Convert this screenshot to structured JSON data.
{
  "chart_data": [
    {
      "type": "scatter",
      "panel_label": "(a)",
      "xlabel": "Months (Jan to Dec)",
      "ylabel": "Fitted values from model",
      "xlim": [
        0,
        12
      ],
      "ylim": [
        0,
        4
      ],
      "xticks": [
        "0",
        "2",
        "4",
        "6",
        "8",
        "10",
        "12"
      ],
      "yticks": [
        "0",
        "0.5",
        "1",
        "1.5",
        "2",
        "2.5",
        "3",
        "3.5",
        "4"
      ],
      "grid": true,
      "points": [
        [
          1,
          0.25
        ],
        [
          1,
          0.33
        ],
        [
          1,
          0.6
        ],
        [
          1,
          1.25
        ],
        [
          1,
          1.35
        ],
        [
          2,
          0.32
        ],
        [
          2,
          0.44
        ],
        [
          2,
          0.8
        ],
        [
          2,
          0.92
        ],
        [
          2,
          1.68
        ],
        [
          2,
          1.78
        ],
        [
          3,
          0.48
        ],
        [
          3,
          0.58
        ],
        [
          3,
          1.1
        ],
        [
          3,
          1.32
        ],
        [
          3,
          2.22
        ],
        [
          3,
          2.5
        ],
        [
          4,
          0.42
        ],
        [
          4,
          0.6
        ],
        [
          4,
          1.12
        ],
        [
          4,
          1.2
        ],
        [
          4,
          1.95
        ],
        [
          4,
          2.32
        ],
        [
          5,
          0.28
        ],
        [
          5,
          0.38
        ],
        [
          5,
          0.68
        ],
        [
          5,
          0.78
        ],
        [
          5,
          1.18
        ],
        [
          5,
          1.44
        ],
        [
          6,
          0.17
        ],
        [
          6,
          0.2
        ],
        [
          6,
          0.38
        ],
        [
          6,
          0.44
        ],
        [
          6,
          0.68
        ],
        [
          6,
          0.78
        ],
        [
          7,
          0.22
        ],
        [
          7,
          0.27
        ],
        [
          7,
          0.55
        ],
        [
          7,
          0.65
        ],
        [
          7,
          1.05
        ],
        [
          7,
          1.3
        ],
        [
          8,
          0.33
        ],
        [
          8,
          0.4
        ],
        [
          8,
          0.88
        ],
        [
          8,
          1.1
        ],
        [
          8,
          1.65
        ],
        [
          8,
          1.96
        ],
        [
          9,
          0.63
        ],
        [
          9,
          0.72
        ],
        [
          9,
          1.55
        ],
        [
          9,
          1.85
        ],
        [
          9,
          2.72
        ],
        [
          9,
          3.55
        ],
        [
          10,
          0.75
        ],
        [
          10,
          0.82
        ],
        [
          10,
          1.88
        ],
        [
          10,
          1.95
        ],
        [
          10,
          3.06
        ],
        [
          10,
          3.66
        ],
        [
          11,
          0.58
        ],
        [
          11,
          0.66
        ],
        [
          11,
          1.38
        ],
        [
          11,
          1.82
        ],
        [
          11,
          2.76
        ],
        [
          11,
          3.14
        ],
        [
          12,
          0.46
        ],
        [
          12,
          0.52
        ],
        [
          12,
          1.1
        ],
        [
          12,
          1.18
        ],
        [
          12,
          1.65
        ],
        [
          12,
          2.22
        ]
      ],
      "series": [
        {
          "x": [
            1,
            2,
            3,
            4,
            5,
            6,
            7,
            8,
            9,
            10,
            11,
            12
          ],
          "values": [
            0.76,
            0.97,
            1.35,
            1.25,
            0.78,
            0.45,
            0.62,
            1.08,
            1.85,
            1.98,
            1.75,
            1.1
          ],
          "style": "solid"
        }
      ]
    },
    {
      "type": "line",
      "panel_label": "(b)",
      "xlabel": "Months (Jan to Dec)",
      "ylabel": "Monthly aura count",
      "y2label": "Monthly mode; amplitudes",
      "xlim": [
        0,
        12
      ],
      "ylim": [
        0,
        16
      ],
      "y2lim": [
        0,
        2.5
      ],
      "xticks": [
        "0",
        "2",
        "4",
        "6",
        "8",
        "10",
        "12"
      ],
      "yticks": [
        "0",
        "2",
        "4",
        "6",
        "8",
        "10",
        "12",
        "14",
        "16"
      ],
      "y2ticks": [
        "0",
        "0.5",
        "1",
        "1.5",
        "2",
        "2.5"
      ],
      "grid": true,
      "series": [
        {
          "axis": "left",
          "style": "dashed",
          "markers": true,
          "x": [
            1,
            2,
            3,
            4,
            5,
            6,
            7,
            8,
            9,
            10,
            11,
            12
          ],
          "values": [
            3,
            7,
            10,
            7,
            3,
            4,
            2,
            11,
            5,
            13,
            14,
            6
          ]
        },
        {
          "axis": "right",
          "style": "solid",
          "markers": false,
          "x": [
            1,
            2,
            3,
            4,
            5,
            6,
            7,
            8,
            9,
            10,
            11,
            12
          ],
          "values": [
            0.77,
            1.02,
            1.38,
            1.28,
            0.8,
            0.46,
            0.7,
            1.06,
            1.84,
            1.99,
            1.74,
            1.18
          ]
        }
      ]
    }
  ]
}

Work to do ▸
The entries above must be returned exactly.

Result ▸
Convert this screenshot to structured JSON data.
{
  "chart_data": [
    {
      "type": "scatter",
      "panel_label": "(a)",
      "xlabel": "Months (Jan to Dec)",
      "ylabel": "Fitted values from model",
      "xlim": [
        0,
        12
      ],
      "ylim": [
        0,
        4
      ],
      "xticks": [
        "0",
        "2",
        "4",
        "6",
        "8",
        "10",
        "12"
      ],
      "yticks": [
        "0",
        "0.5",
        "1",
        "1.5",
        "2",
        "2.5",
        "3",
        "3.5",
        "4"
      ],
      "grid": true,
      "points": [
        [
          1,
          0.25
        ],
        [
          1,
          0.33
        ],
        [
          1,
          0.6
        ],
        [
          1,
          1.25
        ],
        [
          1,
          1.35
        ],
        [
          2,
          0.32
        ],
        [
          2,
          0.44
        ],
        [
          2,
          0.8
        ],
        [
          2,
          0.92
        ],
        [
          2,
          1.68
        ],
        [
          2,
          1.78
        ],
        [
          3,
          0.48
        ],
        [
          3,
          0.58
        ],
        [
          3,
          1.1
        ],
        [
          3,
          1.32
        ],
        [
          3,
          2.22
        ],
        [
          3,
          2.5
        ],
        [
          4,
          0.42
        ],
        [
          4,
          0.6
        ],
        [
          4,
          1.12
        ],
        [
          4,
          1.2
        ],
        [
          4,
          1.95
        ],
        [
          4,
          2.32
        ],
        [
          5,
          0.28
        ],
        [
          5,
          0.38
        ],
        [
          5,
          0.68
        ],
        [
          5,
          0.78
        ],
        [
          5,
          1.18
        ],
        [
          5,
          1.44
        ],
        [
          6,
          0.17
        ],
        [
          6,
          0.2
        ],
        [
          6,
          0.38
        ],
        [
          6,
          0.44
        ],
        [
          6,
          0.68
        ],
        [
          6,
          0.78
        ],
        [
          7,
          0.22
        ],
        [
          7,
          0.27
        ],
        [
          7,
          0.55
        ],
        [
          7,
          0.65
        ],
        [
          7,
          1.05
        ],
        [
          7,
          1.3
        ],
        [
          8,
          0.33
        ],
        [
          8,
          0.4
        ],
        [
          8,
          0.88
        ],
        [
          8,
          1.1
        ],
        [
          8,
          1.65
        ],
        [
          8,
          1.96
        ],
        [
          9,
          0.63
        ],
        [
          9,
          0.72
        ],
        [
          9,
          1.55
        ],
        [
          9,
          1.85
        ],
        [
          9,
          2.72
        ],
        [
          9,
          3.55
        ],
        [
          10,
          0.75
        ],
        [
          10,
          0.82
        ],
        [
          10,
          1.88
        ],
        [
          10,
          1.95
        ],
        [
          10,
          3.06
        ],
        [
          10,
          3.66
        ],
        [
          11,
          0.58
        ],
        [
          11,
          0.66
        ],
        [
          11,
          1.38
        ],
        [
          11,
          1.82
        ],
        [
          11,
          2.76
        ],
        [
          11,
          3.14
        ],
        [
          12,
          0.46
        ],
        [
          12,
          0.52
        ],
        [
          12,
          1.1
        ],
        [
          12,
          1.18
        ],
        [
          12,
          1.65
        ],
        [
          12,
          2.22
        ]
      ],
      "series": [
        {
          "x": [
            1,
            2,
            3,
            4,
            5,
            6,
            7,
            8,
            9,
            10,
            11,
            12
          ],
          "values": [
            0.76,
            0.97,
            1.35,
            1.25,
            0.78,
            0.45,
            0.62,
            1.08,
            1.85,
            1.98,
            1.75,
            1.1
          ],
          "style": "solid"
        }
      ]
    },
    {
      "type": "line",
      "panel_label": "(b)",
      "xlabel": "Months (Jan to Dec)",
      "ylabel": "Monthly aura count",
      "y2label": "Monthly mode; amplitudes",
      "xlim": [
        0,
        12
      ],
      "ylim": [
        0,
        16
      ],
      "y2lim": [
        0,
        2.5
      ],
      "xticks": [
        "0",
        "2",
        "4",
        "6",
        "8",
        "10",
        "12"
      ],
      "yticks": [
        "0",
        "2",
        "4",
        "6",
        "8",
        "10",
        "12",
        "14",
        "16"
      ],
      "y2ticks": [
        "0",
        "0.5",
        "1",
        "1.5",
        "2",
        "2.5"
      ],
      "grid": true,
      "series": [
        {
          "axis": "left",
          "style": "dashed",
          "markers": true,
          "x": [
            1,
            2,
            3,
            4,
            5,
            6,
            7,
            8,
            9,
            10,
            11,
            12
          ],
          "values": [
            3,
            7,
            10,
            7,
            3,
            4,
            2,
            11,
            5,
            13,
            14,
            6
          ]
        },
        {
          "axis": "right",
          "style": "solid",
          "markers": false,
          "x": [
            1,
            2,
            3,
            4,
            5,
            6,
            7,
            8,
            9,
            10,
            11,
            12
          ],
          "values": [
            0.77,
            1.02,
            1.38,
            1.28,
            0.8,
            0.46,
            0.7,
            1.06,
            1.84,
            1.99,
            1.74,
            1.18
          ]
        }
      ]
    }
  ]
}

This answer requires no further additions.